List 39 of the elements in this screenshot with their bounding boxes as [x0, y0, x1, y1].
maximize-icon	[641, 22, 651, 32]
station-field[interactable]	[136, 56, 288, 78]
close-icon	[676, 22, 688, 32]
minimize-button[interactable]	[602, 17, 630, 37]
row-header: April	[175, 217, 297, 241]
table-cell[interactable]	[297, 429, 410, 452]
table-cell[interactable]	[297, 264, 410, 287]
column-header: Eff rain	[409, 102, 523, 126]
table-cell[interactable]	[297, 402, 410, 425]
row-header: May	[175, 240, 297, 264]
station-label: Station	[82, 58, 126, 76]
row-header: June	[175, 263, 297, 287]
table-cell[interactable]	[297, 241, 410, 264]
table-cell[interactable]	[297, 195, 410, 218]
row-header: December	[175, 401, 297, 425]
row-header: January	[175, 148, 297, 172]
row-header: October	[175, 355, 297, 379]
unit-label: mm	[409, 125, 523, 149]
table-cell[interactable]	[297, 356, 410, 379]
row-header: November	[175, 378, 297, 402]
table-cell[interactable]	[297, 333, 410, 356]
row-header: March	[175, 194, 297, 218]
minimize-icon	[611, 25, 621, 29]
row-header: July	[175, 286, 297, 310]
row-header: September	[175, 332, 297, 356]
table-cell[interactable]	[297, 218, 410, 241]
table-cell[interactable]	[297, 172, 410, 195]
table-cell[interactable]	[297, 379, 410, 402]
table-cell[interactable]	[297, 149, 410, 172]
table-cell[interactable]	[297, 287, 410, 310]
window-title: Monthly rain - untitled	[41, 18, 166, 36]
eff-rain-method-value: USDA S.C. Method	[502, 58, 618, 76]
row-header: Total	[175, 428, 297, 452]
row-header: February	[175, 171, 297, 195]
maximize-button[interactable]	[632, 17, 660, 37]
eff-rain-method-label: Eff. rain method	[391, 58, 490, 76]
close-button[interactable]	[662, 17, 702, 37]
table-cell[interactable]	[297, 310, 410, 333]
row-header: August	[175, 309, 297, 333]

====================

## PROBLEM TO WORK ON
Rewrite the records above, changing every instance of "table-cell" to "grid-cell" and keeping everything else the same.

## SOLUTION FOR THIS EXERCISE
List 39 of the elements in this screenshot with their bounding boxes as [x0, y0, x1, y1].
maximize-icon	[641, 22, 651, 32]
station-field[interactable]	[136, 56, 288, 78]
close-icon	[676, 22, 688, 32]
minimize-button[interactable]	[602, 17, 630, 37]
row-header: April	[175, 217, 297, 241]
grid-cell[interactable]	[297, 429, 410, 452]
grid-cell[interactable]	[297, 264, 410, 287]
column-header: Eff rain	[409, 102, 523, 126]
grid-cell[interactable]	[297, 402, 410, 425]
row-header: May	[175, 240, 297, 264]
station-label: Station	[82, 58, 126, 76]
row-header: June	[175, 263, 297, 287]
grid-cell[interactable]	[297, 241, 410, 264]
grid-cell[interactable]	[297, 195, 410, 218]
row-header: December	[175, 401, 297, 425]
row-header: January	[175, 148, 297, 172]
row-header: October	[175, 355, 297, 379]
unit-label: mm	[409, 125, 523, 149]
grid-cell[interactable]	[297, 356, 410, 379]
row-header: November	[175, 378, 297, 402]
grid-cell[interactable]	[297, 333, 410, 356]
row-header: March	[175, 194, 297, 218]
minimize-icon	[611, 25, 621, 29]
row-header: July	[175, 286, 297, 310]
row-header: September	[175, 332, 297, 356]
grid-cell[interactable]	[297, 218, 410, 241]
grid-cell[interactable]	[297, 172, 410, 195]
grid-cell[interactable]	[297, 379, 410, 402]
grid-cell[interactable]	[297, 149, 410, 172]
grid-cell[interactable]	[297, 287, 410, 310]
window-title: Monthly rain - untitled	[41, 18, 166, 36]
eff-rain-method-value: USDA S.C. Method	[502, 58, 618, 76]
row-header: Total	[175, 428, 297, 452]
row-header: February	[175, 171, 297, 195]
maximize-button[interactable]	[632, 17, 660, 37]
eff-rain-method-label: Eff. rain method	[391, 58, 490, 76]
close-button[interactable]	[662, 17, 702, 37]
grid-cell[interactable]	[297, 310, 410, 333]
row-header: August	[175, 309, 297, 333]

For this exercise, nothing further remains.